▶ **REQUIRED WORK**:
From the listing below, work out how many lines contain "type". Reply with that number only.

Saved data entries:
★ ★ ★ ★ ★

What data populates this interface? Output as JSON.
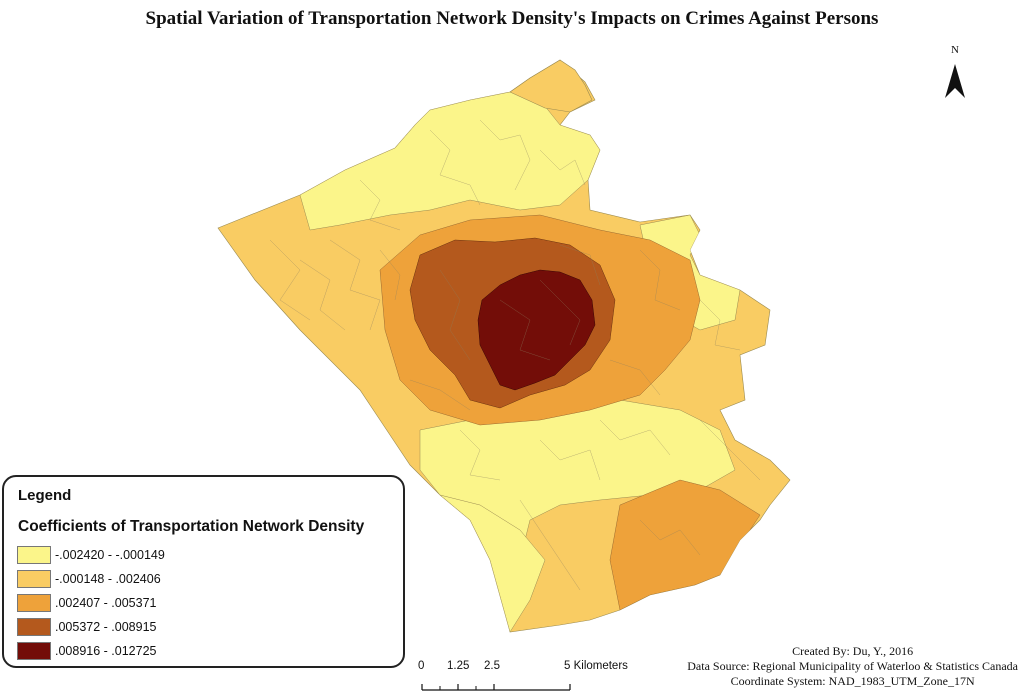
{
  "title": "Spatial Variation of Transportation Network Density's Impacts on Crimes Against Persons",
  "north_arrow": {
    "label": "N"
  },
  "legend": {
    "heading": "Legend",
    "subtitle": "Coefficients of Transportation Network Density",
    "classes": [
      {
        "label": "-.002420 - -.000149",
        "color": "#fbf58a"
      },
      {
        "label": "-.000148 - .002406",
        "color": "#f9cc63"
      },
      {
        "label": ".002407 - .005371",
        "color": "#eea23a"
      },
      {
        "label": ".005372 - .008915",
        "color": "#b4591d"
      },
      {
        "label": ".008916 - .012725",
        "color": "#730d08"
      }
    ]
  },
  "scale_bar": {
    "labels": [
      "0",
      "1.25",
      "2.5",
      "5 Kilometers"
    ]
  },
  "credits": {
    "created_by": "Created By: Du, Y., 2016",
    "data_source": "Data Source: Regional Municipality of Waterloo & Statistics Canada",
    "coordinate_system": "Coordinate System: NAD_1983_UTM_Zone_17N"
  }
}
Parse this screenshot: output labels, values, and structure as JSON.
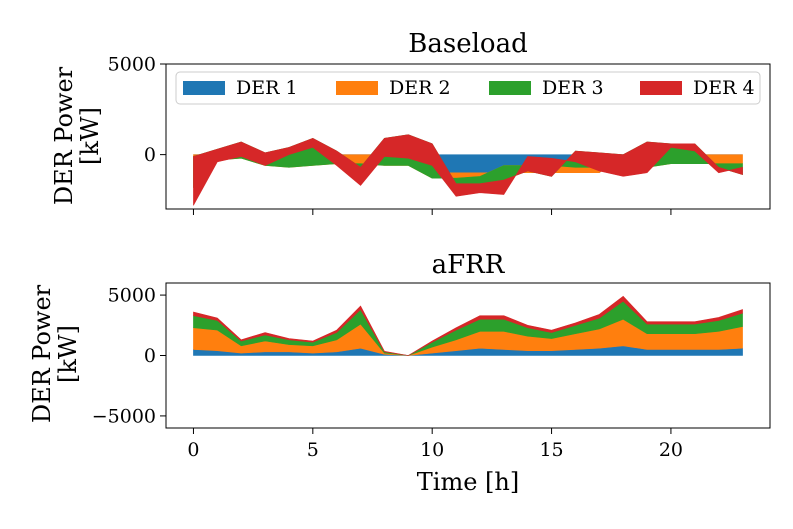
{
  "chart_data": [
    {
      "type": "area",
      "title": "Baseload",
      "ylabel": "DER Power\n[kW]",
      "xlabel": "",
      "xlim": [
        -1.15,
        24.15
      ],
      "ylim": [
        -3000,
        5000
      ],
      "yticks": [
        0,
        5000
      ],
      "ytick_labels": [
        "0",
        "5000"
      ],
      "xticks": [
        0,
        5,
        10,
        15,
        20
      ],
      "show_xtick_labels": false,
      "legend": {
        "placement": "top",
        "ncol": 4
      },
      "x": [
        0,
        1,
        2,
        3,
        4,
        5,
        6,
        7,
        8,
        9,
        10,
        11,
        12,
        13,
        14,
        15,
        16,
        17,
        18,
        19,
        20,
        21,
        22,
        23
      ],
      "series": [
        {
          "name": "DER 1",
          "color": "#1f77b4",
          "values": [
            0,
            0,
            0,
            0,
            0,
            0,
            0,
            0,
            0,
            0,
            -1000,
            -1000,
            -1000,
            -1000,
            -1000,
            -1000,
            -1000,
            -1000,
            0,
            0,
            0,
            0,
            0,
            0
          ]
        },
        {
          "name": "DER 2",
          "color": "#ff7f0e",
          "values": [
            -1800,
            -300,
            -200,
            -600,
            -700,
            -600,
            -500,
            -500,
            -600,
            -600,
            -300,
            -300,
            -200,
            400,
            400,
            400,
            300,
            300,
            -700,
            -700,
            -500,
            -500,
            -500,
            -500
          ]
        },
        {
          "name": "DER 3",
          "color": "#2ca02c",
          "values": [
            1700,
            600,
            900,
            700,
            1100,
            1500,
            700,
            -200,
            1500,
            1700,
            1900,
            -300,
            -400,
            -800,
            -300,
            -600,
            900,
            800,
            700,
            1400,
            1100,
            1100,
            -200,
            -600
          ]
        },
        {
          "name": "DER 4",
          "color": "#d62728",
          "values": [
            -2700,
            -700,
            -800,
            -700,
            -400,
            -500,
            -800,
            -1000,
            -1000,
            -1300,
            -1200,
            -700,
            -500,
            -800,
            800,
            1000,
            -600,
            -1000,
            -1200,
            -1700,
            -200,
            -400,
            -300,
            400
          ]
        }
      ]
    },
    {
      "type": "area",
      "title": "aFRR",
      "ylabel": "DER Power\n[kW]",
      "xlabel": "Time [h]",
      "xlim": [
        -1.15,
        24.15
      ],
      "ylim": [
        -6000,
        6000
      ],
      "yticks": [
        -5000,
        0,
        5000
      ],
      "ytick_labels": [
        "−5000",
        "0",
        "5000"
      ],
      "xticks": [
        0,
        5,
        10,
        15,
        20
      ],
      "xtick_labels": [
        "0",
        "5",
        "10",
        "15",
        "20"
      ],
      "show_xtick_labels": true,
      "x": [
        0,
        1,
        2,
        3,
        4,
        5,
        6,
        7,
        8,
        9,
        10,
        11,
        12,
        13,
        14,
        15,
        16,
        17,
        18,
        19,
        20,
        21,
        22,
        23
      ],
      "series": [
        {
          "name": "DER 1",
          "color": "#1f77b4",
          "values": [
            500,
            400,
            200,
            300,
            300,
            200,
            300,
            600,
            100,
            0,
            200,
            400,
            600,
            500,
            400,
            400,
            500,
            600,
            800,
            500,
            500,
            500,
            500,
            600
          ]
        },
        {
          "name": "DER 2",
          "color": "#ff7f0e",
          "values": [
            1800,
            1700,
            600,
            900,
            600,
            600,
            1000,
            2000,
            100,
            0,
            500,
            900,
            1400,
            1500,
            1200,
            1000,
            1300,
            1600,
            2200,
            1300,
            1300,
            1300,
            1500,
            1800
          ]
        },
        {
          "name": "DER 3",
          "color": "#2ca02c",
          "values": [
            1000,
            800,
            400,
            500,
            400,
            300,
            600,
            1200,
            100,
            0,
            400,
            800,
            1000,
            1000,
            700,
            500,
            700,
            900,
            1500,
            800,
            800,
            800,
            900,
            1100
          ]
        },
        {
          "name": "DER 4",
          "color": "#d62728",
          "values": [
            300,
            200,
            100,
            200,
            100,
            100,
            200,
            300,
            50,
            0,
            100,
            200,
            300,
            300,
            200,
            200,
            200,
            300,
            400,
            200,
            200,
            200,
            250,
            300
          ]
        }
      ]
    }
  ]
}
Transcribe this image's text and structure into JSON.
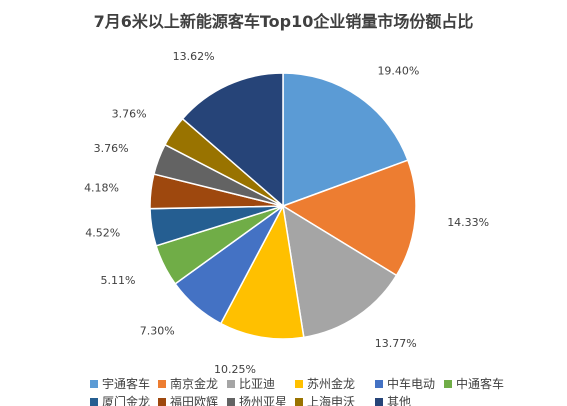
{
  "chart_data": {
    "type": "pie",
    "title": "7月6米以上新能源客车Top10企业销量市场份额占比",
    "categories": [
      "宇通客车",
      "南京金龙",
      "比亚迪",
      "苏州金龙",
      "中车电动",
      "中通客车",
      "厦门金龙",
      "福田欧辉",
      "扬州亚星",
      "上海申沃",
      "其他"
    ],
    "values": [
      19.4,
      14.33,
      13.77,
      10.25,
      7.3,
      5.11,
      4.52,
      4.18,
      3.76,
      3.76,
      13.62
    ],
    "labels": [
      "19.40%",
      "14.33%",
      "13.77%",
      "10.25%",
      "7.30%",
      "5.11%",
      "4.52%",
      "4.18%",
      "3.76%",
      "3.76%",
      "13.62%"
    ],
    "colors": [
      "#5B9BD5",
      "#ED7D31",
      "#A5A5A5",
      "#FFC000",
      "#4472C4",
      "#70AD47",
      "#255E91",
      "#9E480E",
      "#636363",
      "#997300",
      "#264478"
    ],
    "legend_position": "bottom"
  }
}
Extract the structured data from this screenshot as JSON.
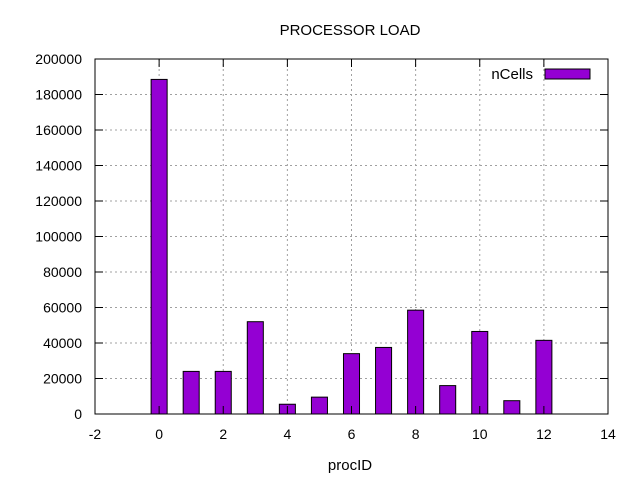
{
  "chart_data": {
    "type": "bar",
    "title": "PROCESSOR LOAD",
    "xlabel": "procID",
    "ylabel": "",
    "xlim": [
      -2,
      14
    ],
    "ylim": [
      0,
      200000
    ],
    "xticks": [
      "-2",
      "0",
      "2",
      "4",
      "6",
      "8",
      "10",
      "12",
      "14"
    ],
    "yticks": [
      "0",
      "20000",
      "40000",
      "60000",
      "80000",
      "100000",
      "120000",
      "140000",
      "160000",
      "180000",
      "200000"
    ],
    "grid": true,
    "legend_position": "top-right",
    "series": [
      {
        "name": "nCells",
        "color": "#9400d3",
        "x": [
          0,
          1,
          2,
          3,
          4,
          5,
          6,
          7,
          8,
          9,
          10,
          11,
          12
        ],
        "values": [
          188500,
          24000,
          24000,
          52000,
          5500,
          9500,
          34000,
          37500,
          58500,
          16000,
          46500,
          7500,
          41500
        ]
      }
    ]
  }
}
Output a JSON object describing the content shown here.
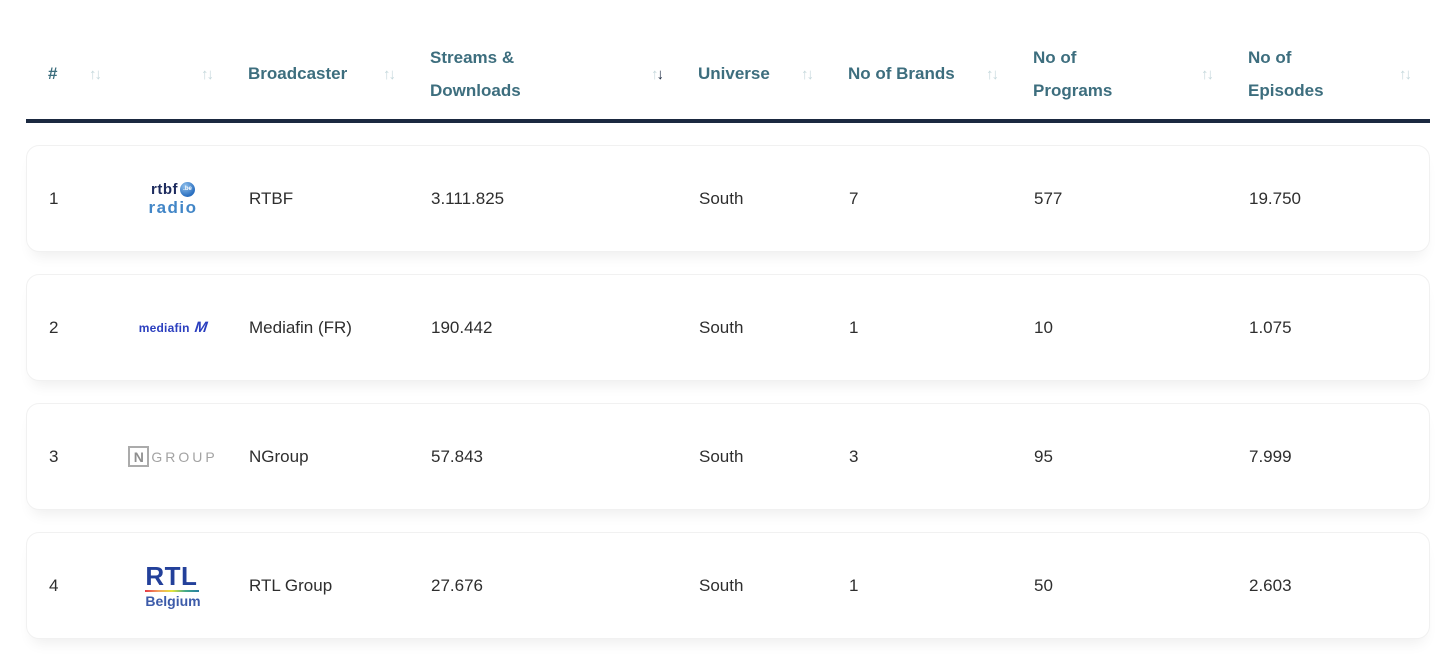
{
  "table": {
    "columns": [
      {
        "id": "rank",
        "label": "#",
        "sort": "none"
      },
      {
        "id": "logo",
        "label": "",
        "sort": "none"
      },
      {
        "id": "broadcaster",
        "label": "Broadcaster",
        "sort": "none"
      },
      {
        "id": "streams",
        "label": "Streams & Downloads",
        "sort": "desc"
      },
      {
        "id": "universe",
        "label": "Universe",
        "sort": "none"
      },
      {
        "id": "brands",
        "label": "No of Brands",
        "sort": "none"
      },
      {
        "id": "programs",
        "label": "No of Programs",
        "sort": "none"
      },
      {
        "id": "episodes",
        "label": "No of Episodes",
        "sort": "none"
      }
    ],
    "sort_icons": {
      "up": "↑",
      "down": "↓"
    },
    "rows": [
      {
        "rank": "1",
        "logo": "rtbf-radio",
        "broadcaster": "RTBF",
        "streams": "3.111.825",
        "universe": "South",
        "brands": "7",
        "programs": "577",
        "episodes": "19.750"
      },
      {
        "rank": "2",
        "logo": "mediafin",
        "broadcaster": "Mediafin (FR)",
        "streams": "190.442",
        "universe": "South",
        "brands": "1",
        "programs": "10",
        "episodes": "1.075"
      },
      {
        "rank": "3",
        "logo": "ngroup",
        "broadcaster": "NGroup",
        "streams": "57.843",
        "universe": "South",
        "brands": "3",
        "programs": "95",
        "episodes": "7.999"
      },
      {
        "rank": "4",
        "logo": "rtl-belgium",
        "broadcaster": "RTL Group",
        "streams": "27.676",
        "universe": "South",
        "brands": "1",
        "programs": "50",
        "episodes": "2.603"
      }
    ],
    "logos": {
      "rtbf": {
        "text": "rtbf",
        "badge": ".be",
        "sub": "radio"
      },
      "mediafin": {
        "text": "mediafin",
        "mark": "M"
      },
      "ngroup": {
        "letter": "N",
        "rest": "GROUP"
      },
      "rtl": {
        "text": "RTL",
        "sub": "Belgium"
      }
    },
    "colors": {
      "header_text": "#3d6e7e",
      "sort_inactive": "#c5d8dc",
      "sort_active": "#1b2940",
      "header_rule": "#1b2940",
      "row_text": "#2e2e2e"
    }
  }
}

★ ★ ★ ★ ★

▶ **SOLUTION BELOW**:
4